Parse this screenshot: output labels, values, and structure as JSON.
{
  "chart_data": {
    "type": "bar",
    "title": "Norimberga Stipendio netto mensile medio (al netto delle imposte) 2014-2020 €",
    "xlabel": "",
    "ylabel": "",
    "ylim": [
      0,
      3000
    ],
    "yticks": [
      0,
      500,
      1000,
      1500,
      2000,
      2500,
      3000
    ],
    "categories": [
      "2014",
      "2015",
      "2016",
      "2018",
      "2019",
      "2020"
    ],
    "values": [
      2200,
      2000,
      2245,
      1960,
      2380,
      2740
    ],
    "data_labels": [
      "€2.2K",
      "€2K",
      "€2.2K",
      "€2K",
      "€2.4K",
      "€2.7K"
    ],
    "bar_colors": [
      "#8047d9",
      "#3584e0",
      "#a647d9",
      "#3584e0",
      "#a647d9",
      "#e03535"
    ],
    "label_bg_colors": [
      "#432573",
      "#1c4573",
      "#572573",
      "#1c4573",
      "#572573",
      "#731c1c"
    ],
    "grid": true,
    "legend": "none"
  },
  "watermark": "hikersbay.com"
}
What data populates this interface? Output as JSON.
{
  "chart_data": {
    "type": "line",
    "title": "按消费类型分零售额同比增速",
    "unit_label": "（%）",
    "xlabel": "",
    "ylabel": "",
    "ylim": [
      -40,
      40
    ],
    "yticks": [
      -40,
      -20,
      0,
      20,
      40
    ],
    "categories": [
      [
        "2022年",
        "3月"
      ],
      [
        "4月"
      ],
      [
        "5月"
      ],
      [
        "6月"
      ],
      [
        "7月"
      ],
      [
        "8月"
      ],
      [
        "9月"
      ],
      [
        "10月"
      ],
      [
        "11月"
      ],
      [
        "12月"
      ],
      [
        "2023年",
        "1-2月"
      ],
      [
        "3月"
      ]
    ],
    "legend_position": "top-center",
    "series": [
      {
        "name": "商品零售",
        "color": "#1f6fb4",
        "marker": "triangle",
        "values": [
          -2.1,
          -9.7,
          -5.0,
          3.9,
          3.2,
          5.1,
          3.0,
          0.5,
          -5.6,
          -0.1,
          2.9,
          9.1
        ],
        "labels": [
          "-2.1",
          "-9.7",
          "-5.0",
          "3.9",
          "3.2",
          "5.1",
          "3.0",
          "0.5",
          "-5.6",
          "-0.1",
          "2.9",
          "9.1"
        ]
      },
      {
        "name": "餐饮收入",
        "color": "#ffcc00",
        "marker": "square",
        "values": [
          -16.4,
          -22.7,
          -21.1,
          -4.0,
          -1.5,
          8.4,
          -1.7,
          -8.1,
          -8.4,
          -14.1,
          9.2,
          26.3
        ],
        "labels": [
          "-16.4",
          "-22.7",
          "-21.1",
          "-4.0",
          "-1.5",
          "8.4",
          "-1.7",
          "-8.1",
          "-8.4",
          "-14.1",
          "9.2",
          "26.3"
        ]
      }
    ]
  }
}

────────────────────────────────────────

EXERCISE DIRECTIONS –
Retype all of the material above with every character intact.

FULL SOLUTION –
Parse this screenshot: output labels, values, and structure as JSON.
{
  "chart_data": {
    "type": "bar",
    "title": "Norimberga Stipendio netto mensile medio (al netto delle imposte) 2014-2020 €",
    "xlabel": "",
    "ylabel": "",
    "ylim": [
      0,
      3000
    ],
    "yticks": [
      0,
      500,
      1000,
      1500,
      2000,
      2500,
      3000
    ],
    "categories": [
      "2014",
      "2015",
      "2016",
      "2018",
      "2019",
      "2020"
    ],
    "values": [
      2200,
      2000,
      2245,
      1960,
      2380,
      2740
    ],
    "data_labels": [
      "€2.2K",
      "€2K",
      "€2.2K",
      "€2K",
      "€2.4K",
      "€2.7K"
    ],
    "bar_colors": [
      "#8047d9",
      "#3584e0",
      "#a647d9",
      "#3584e0",
      "#a647d9",
      "#e03535"
    ],
    "label_bg_colors": [
      "#432573",
      "#1c4573",
      "#572573",
      "#1c4573",
      "#572573",
      "#731c1c"
    ],
    "grid": true,
    "legend": "none"
  },
  "watermark": "hikersbay.com"
}
What data populates this interface? Output as JSON.
{
  "chart_data": {
    "type": "line",
    "title": "按消费类型分零售额同比增速",
    "unit_label": "（%）",
    "xlabel": "",
    "ylabel": "",
    "ylim": [
      -40,
      40
    ],
    "yticks": [
      -40,
      -20,
      0,
      20,
      40
    ],
    "categories": [
      [
        "2022年",
        "3月"
      ],
      [
        "4月"
      ],
      [
        "5月"
      ],
      [
        "6月"
      ],
      [
        "7月"
      ],
      [
        "8月"
      ],
      [
        "9月"
      ],
      [
        "10月"
      ],
      [
        "11月"
      ],
      [
        "12月"
      ],
      [
        "2023年",
        "1-2月"
      ],
      [
        "3月"
      ]
    ],
    "legend_position": "top-center",
    "series": [
      {
        "name": "商品零售",
        "color": "#1f6fb4",
        "marker": "triangle",
        "values": [
          -2.1,
          -9.7,
          -5.0,
          3.9,
          3.2,
          5.1,
          3.0,
          0.5,
          -5.6,
          -0.1,
          2.9,
          9.1
        ],
        "labels": [
          "-2.1",
          "-9.7",
          "-5.0",
          "3.9",
          "3.2",
          "5.1",
          "3.0",
          "0.5",
          "-5.6",
          "-0.1",
          "2.9",
          "9.1"
        ]
      },
      {
        "name": "餐饮收入",
        "color": "#ffcc00",
        "marker": "square",
        "values": [
          -16.4,
          -22.7,
          -21.1,
          -4.0,
          -1.5,
          8.4,
          -1.7,
          -8.1,
          -8.4,
          -14.1,
          9.2,
          26.3
        ],
        "labels": [
          "-16.4",
          "-22.7",
          "-21.1",
          "-4.0",
          "-1.5",
          "8.4",
          "-1.7",
          "-8.1",
          "-8.4",
          "-14.1",
          "9.2",
          "26.3"
        ]
      }
    ]
  }
}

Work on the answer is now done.